### GIVEN INSTRUCTION
Extract the records below word for word and ignore the images.

[Figure collection entries]
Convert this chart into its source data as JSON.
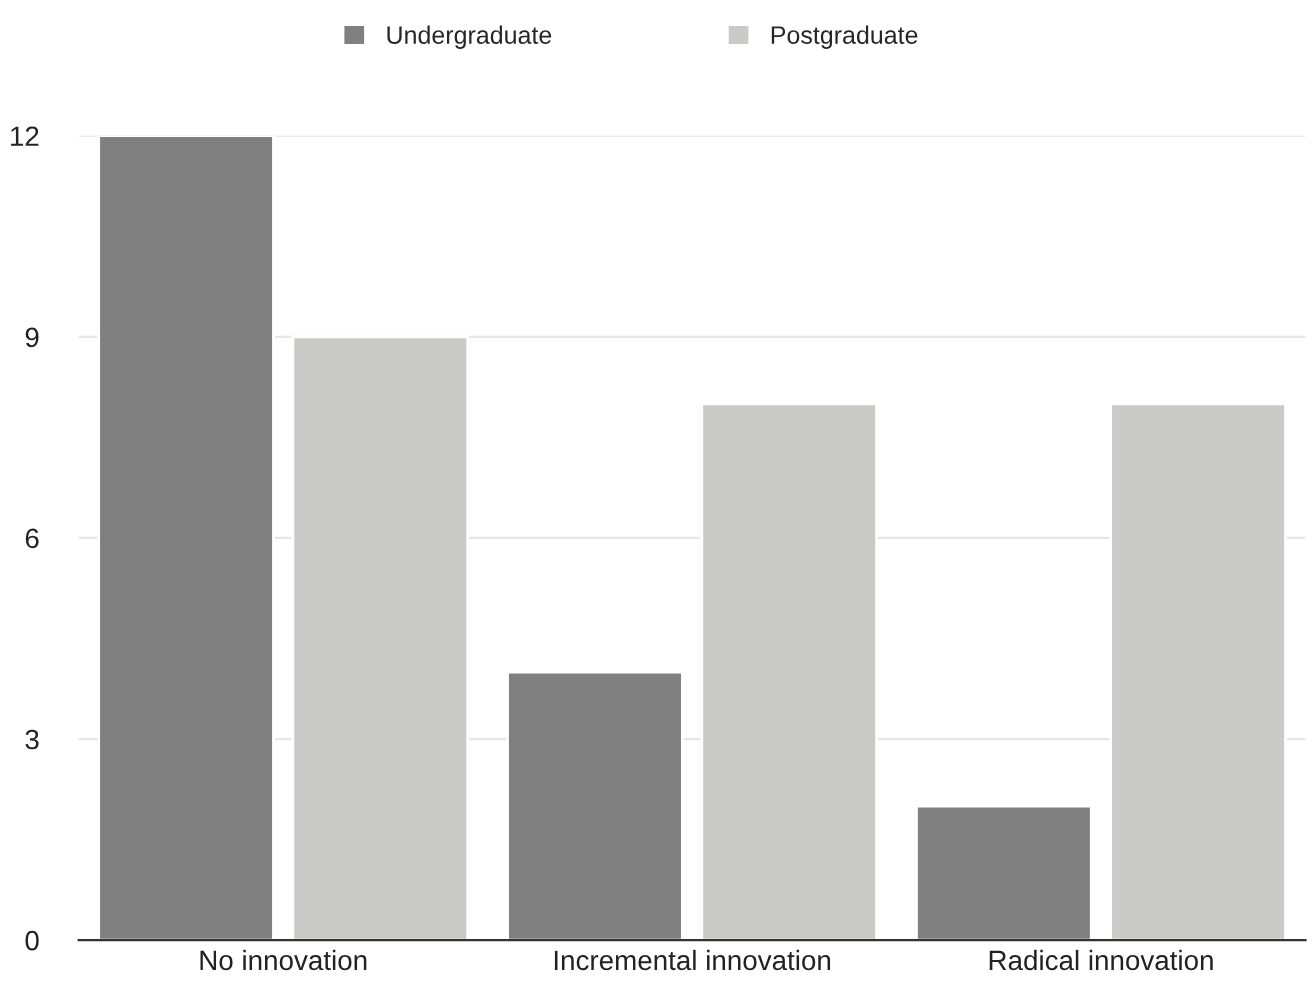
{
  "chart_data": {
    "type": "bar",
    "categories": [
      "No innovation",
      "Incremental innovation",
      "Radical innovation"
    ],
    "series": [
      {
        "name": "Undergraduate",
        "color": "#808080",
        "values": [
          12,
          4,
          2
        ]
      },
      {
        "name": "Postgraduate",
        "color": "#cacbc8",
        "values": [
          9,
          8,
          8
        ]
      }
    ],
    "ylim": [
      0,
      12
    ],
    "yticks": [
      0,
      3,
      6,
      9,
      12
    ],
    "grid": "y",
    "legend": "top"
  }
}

### REPLY TO THE EXERCISE
Convert this chart into its source data as JSON.
{
  "chart_data": {
    "type": "bar",
    "categories": [
      "No innovation",
      "Incremental innovation",
      "Radical innovation"
    ],
    "series": [
      {
        "name": "Undergraduate",
        "color": "#808080",
        "values": [
          12,
          4,
          2
        ]
      },
      {
        "name": "Postgraduate",
        "color": "#cacbc8",
        "values": [
          9,
          8,
          8
        ]
      }
    ],
    "ylim": [
      0,
      12
    ],
    "yticks": [
      0,
      3,
      6,
      9,
      12
    ],
    "grid": "y",
    "legend": "top"
  }
}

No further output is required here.